-- begin --

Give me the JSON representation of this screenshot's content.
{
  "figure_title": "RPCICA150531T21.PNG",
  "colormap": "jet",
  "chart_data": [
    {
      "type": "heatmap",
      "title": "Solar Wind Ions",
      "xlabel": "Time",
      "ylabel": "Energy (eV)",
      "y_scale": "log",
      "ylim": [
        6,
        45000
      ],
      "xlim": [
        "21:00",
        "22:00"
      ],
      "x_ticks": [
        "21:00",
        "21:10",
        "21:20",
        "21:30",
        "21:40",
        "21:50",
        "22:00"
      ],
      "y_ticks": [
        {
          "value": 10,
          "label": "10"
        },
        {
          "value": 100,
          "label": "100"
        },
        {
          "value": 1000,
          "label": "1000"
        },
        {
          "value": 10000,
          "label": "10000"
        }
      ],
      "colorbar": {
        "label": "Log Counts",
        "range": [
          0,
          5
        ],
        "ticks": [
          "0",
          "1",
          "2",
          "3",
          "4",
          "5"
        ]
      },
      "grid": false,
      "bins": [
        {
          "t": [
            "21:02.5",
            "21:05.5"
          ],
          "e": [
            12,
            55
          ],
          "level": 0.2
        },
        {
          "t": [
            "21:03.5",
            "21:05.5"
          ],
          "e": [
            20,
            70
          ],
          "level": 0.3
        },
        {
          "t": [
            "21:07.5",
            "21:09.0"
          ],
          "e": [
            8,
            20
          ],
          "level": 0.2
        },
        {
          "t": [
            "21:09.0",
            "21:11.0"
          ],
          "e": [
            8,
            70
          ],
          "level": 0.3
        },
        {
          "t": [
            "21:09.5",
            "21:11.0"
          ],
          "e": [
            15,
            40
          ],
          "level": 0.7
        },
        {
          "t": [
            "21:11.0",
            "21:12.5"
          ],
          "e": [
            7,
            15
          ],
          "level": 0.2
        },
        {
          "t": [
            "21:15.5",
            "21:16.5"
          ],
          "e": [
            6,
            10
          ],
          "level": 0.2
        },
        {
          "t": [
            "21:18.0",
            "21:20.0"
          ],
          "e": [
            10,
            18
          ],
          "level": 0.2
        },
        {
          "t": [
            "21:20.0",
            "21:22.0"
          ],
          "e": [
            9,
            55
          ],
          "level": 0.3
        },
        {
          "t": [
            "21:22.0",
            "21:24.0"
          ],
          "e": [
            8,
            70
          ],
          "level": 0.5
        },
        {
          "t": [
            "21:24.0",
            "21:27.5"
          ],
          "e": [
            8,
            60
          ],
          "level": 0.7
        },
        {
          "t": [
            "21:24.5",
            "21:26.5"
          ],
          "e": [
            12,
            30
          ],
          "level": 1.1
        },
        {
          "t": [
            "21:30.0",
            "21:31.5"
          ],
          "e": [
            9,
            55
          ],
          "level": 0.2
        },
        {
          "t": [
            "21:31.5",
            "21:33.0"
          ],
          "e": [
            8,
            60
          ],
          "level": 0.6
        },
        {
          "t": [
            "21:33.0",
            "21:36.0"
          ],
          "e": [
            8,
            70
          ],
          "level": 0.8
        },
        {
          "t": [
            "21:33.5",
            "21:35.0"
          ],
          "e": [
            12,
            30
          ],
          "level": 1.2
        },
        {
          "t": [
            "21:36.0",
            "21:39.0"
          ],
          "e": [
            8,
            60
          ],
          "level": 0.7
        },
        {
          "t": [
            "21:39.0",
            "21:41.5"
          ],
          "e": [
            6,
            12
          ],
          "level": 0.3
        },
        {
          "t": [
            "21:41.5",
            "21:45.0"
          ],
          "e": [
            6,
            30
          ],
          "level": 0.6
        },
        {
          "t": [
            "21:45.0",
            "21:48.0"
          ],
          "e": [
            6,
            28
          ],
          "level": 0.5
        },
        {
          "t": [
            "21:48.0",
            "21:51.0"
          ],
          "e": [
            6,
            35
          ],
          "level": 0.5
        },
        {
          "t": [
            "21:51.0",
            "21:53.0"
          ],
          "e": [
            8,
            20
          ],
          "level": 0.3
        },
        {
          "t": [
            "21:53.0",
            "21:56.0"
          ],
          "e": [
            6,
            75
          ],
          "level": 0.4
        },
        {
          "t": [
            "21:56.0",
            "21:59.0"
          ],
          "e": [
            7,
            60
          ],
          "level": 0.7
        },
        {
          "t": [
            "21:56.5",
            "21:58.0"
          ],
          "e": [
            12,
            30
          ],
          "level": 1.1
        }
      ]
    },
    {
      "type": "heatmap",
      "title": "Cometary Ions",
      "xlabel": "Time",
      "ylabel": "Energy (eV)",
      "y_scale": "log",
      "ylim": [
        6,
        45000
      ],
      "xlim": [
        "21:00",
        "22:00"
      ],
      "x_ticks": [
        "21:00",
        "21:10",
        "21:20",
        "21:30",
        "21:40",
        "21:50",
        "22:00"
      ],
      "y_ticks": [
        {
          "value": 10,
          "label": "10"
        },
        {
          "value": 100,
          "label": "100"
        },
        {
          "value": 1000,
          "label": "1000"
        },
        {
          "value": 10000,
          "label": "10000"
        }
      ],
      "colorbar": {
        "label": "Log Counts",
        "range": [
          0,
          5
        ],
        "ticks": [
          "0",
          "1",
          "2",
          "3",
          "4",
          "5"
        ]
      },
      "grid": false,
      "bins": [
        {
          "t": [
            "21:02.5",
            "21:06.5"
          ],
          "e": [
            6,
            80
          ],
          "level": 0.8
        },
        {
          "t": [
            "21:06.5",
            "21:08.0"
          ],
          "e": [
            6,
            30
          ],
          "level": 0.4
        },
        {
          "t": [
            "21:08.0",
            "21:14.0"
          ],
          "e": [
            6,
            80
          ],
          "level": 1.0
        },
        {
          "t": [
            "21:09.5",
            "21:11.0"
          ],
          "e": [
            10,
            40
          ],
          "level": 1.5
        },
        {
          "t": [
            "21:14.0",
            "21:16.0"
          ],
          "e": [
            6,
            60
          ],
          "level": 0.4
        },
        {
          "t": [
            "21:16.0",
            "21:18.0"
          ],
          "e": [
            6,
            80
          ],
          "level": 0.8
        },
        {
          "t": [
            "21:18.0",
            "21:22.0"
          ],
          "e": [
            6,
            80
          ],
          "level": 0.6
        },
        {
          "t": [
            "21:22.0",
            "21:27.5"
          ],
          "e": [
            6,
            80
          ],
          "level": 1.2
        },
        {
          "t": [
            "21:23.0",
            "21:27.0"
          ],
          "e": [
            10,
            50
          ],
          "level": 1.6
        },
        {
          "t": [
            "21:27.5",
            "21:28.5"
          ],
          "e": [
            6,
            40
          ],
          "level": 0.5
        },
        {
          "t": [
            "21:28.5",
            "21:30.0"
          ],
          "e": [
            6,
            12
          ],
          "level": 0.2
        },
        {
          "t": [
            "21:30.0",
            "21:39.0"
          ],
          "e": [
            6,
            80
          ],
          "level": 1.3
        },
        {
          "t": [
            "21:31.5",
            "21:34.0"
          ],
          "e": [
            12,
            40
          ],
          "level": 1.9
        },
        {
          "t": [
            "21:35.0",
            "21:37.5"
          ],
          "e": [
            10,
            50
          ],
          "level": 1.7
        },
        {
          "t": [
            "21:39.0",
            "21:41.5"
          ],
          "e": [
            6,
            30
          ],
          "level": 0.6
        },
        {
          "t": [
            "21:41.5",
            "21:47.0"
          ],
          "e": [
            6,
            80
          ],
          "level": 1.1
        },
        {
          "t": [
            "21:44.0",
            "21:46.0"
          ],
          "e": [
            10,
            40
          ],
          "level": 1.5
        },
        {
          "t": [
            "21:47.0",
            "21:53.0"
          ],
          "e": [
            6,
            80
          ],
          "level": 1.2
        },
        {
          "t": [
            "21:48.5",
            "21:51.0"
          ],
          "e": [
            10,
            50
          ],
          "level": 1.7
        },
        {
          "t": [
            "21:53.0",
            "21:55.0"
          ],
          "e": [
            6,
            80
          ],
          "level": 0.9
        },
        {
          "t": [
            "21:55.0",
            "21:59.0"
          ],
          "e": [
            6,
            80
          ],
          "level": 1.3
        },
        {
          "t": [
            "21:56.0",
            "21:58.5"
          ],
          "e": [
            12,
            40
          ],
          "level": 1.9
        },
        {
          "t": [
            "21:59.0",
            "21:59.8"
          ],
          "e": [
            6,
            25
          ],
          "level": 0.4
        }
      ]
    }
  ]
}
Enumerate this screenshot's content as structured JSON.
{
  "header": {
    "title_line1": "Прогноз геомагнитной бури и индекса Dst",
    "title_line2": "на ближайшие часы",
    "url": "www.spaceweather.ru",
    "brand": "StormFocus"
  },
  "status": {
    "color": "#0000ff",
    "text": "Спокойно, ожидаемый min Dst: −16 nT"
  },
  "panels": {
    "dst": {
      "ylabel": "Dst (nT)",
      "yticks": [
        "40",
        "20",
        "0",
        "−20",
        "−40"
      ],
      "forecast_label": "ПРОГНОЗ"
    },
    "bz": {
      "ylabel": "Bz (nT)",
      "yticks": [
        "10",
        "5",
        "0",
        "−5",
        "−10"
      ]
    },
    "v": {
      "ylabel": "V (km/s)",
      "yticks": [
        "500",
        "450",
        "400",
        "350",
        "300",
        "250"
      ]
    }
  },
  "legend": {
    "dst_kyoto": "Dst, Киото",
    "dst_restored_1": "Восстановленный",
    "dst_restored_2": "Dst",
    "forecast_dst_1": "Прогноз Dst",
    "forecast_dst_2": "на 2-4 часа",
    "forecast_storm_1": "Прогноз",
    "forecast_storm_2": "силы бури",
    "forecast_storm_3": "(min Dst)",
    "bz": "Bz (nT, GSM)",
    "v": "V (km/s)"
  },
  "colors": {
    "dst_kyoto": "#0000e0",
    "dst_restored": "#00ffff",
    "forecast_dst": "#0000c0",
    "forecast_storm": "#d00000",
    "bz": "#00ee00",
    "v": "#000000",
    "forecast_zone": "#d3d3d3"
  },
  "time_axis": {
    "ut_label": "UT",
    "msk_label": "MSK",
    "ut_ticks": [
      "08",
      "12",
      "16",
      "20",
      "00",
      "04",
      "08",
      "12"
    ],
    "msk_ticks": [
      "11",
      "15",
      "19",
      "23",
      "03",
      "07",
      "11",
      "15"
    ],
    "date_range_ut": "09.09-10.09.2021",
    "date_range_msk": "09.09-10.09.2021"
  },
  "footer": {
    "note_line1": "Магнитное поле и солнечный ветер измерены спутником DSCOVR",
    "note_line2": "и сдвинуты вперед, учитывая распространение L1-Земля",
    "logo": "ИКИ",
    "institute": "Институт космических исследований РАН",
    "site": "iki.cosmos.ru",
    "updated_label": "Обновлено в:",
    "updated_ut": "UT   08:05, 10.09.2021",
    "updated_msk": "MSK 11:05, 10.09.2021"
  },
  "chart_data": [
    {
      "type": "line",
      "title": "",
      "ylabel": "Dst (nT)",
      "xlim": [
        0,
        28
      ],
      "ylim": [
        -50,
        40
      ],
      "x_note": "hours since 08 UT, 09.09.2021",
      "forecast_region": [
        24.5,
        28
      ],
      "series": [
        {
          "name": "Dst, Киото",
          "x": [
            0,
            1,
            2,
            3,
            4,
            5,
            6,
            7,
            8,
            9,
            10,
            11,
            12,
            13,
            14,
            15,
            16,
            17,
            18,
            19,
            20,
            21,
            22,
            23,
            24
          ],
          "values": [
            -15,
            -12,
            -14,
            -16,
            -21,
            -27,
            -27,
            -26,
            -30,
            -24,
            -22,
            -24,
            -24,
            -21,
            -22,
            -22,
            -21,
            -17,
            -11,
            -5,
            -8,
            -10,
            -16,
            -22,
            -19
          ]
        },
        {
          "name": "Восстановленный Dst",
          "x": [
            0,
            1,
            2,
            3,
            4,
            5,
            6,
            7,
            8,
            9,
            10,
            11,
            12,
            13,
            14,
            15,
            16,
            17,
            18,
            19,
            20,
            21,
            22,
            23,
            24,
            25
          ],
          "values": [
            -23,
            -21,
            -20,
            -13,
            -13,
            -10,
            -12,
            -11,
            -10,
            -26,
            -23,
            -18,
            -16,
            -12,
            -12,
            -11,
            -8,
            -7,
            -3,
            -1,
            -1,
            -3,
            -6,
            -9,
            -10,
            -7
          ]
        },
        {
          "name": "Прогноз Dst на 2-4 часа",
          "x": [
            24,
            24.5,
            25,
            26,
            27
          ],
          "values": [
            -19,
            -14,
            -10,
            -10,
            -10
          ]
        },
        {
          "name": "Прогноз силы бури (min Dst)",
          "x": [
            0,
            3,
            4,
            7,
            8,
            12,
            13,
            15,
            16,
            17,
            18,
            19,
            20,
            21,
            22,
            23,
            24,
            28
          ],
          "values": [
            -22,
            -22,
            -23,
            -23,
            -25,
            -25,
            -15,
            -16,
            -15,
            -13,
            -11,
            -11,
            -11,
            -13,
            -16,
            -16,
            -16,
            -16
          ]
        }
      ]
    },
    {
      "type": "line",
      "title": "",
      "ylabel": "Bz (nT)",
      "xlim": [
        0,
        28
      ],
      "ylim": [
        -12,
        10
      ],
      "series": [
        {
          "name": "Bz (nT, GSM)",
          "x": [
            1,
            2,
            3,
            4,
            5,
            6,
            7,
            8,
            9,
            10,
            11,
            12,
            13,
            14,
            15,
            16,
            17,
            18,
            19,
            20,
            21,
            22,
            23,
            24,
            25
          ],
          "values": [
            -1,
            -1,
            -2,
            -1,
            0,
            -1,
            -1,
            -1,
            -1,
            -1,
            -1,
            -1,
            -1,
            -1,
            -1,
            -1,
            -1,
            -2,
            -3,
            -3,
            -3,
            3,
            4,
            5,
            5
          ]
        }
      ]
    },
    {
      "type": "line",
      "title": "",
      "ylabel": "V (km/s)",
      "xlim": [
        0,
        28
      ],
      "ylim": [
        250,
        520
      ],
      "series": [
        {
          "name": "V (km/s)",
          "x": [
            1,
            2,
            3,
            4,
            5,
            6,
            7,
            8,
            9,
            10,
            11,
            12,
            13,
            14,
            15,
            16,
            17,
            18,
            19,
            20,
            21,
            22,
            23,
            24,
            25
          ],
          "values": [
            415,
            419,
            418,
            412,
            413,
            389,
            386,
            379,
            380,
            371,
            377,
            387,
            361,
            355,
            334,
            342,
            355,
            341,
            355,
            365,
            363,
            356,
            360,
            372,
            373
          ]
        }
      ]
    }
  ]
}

-- end --

THE TASK:
Check each line of the data above for the word "силы" and say how many lines contain it, giving nothing besides the number.

EXERCISE RESULT:
2